▶ _Goal of the exercise_:
Count lines with "values" in them. Report only the total.

▶ _Extracted material_:
-- start --

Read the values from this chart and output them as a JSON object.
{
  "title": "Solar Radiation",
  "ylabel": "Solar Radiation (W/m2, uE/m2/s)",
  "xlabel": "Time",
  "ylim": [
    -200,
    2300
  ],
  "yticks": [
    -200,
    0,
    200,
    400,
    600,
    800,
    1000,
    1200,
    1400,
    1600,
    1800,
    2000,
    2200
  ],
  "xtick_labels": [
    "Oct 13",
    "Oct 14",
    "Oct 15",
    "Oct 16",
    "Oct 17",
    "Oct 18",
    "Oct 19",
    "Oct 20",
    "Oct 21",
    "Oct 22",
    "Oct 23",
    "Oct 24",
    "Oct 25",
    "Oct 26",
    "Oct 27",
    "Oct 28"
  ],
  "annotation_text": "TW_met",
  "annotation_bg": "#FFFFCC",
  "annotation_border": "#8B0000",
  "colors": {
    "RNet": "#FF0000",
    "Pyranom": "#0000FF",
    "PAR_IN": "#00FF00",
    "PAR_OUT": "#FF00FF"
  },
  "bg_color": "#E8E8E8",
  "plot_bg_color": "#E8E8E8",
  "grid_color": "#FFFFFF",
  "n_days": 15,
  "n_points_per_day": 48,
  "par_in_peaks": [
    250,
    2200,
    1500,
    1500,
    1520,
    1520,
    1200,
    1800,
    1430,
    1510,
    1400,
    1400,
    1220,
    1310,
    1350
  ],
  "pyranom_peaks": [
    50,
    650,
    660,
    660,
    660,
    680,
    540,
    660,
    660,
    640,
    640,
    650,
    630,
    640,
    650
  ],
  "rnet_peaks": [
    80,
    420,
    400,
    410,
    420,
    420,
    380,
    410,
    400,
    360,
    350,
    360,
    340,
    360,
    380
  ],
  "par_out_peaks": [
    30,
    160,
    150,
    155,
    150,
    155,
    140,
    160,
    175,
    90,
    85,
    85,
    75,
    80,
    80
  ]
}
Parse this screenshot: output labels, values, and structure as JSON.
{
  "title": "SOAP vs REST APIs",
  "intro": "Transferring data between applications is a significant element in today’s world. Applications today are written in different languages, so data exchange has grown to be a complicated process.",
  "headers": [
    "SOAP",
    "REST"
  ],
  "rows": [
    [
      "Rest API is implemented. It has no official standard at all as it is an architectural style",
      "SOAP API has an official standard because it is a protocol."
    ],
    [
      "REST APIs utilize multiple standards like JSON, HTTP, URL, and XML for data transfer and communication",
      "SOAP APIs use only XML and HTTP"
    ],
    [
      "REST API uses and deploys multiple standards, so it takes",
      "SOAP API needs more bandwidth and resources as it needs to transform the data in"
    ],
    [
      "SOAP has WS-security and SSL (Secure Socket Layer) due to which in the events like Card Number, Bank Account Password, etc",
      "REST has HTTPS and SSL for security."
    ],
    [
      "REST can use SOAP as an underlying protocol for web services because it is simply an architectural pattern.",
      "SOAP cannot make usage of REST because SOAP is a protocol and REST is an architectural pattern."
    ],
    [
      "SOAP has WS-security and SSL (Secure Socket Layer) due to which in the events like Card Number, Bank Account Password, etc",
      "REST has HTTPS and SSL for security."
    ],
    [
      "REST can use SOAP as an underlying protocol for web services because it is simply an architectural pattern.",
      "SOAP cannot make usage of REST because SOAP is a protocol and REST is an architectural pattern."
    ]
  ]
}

-- end --

▶ _Output of the exercise_:
2